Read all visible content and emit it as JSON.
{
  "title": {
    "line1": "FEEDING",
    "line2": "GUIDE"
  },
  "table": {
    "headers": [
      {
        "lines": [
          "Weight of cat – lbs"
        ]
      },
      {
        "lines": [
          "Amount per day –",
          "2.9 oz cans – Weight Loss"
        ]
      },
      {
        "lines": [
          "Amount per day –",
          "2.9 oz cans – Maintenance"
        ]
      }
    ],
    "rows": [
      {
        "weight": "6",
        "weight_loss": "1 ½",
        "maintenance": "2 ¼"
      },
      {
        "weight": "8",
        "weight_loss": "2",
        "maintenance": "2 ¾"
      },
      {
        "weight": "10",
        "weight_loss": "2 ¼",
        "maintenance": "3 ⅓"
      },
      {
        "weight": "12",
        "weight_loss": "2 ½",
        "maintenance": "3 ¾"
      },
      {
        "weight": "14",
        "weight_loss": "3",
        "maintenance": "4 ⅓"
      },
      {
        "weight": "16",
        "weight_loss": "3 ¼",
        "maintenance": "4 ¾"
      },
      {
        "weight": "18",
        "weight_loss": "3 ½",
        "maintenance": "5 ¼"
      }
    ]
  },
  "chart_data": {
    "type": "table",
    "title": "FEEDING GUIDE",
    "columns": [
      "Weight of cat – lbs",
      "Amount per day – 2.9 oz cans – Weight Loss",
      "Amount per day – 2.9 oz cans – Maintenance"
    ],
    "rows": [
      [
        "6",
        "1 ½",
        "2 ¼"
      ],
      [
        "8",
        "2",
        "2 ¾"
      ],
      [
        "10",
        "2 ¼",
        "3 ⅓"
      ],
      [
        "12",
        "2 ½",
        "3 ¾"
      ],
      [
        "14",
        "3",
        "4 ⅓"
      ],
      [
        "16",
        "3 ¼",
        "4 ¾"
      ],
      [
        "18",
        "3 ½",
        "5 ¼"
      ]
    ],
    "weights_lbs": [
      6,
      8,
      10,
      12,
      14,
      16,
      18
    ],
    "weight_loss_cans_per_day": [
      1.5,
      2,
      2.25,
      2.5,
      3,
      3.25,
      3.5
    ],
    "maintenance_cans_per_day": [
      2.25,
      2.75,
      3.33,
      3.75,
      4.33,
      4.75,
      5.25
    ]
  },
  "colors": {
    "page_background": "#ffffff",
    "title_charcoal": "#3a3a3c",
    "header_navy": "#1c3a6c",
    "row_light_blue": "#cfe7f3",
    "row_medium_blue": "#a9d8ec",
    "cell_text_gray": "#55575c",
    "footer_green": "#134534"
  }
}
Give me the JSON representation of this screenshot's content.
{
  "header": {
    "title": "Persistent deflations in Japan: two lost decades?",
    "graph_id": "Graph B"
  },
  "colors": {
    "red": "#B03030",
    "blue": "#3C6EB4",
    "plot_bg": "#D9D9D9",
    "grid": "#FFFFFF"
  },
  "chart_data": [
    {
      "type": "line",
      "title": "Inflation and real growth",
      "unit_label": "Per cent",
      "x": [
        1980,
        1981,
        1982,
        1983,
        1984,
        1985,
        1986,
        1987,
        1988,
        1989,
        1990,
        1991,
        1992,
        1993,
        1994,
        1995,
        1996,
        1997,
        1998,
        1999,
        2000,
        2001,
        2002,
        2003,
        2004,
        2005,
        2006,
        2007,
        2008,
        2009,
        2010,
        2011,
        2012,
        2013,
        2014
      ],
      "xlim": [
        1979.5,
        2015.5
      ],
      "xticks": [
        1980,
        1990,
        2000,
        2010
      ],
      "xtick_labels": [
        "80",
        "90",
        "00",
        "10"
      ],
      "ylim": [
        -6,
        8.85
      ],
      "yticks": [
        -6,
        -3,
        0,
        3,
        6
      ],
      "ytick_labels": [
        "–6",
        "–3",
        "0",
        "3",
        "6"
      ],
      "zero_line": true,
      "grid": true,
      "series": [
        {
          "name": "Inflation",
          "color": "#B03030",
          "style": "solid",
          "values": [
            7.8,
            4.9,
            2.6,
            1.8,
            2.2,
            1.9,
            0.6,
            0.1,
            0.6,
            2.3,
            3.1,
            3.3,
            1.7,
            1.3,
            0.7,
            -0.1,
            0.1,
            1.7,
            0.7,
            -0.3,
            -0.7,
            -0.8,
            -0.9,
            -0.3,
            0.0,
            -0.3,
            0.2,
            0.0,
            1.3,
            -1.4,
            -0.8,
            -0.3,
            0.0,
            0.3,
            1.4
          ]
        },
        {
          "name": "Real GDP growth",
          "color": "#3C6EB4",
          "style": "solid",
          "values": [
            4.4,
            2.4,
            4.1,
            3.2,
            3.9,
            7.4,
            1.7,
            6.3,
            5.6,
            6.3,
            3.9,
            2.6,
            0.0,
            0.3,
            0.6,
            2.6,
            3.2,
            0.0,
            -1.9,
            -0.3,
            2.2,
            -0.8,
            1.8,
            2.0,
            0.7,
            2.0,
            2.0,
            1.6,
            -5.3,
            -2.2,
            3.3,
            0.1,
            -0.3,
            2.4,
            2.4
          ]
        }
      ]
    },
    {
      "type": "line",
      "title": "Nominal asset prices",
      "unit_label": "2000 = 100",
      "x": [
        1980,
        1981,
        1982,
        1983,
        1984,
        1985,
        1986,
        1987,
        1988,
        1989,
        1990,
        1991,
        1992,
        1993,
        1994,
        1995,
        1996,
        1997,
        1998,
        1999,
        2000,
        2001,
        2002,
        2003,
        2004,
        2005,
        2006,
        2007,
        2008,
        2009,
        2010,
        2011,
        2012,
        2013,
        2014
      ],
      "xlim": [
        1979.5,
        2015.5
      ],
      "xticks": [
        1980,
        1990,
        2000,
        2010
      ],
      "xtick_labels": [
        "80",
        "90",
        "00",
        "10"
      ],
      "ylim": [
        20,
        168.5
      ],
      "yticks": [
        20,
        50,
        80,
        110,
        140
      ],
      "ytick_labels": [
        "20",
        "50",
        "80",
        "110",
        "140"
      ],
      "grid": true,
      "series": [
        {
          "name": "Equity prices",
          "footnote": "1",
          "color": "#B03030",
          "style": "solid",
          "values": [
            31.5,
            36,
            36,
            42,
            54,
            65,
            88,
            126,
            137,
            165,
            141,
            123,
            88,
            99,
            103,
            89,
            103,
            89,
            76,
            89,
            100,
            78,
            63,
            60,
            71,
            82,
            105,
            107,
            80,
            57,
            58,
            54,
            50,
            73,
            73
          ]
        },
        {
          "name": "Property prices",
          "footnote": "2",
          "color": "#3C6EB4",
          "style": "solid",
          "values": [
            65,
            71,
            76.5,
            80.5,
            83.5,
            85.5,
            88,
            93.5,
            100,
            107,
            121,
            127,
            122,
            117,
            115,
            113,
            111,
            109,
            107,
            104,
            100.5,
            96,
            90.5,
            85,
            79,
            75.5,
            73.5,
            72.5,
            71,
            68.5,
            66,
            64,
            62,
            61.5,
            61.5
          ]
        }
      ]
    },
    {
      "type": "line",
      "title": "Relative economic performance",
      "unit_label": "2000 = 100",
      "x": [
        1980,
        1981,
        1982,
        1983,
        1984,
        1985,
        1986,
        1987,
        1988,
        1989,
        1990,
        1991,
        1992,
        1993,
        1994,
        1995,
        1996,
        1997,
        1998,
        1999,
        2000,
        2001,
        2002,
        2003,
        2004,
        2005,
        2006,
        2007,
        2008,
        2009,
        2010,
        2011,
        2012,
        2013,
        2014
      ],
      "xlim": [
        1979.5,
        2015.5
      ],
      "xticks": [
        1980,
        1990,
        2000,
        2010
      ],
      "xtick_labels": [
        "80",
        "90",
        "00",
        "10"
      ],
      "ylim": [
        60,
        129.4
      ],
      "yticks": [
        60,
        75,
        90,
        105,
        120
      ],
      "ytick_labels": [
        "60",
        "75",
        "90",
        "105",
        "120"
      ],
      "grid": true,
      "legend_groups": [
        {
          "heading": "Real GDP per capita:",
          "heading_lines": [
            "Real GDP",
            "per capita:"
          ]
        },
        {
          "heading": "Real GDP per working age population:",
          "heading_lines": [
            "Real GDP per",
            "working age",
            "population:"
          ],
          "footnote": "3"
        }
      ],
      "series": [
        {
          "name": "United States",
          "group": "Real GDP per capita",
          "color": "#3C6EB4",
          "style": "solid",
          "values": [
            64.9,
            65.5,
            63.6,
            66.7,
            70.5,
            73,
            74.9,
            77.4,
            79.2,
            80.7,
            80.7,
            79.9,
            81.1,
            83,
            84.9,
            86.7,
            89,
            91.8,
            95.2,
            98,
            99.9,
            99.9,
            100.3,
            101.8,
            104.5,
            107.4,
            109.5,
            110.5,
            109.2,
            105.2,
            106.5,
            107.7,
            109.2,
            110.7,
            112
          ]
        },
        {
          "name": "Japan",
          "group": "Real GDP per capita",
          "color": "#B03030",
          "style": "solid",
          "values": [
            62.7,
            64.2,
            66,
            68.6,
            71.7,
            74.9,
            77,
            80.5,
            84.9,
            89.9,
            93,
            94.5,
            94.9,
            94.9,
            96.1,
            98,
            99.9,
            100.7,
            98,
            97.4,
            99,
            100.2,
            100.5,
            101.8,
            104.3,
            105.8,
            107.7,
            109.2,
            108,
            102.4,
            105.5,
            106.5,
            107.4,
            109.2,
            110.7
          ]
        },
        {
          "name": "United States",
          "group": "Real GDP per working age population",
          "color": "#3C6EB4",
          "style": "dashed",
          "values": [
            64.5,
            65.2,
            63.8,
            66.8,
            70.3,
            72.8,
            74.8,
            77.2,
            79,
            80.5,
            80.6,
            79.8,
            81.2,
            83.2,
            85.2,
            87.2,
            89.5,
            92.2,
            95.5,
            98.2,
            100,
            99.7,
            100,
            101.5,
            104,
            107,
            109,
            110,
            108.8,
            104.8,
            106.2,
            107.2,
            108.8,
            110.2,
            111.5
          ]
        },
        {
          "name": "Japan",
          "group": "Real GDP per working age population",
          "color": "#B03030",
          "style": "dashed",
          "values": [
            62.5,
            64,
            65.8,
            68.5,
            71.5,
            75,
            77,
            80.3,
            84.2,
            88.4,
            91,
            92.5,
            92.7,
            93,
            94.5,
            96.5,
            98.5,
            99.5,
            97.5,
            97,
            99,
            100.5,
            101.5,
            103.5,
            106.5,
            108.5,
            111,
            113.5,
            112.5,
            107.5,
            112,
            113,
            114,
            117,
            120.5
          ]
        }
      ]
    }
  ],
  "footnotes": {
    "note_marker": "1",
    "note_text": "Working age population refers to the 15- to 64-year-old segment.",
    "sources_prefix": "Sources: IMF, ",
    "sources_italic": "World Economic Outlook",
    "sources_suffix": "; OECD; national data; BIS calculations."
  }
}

Directions for this task:
Copy all lines above containing the string "name".

Task answer:
          "name": "Inflation",
          "name": "Real GDP growth",
          "name": "Equity prices",
          "name": "Property prices",
          "name": "United States",
          "name": "Japan",
          "name": "United States",
          "name": "Japan",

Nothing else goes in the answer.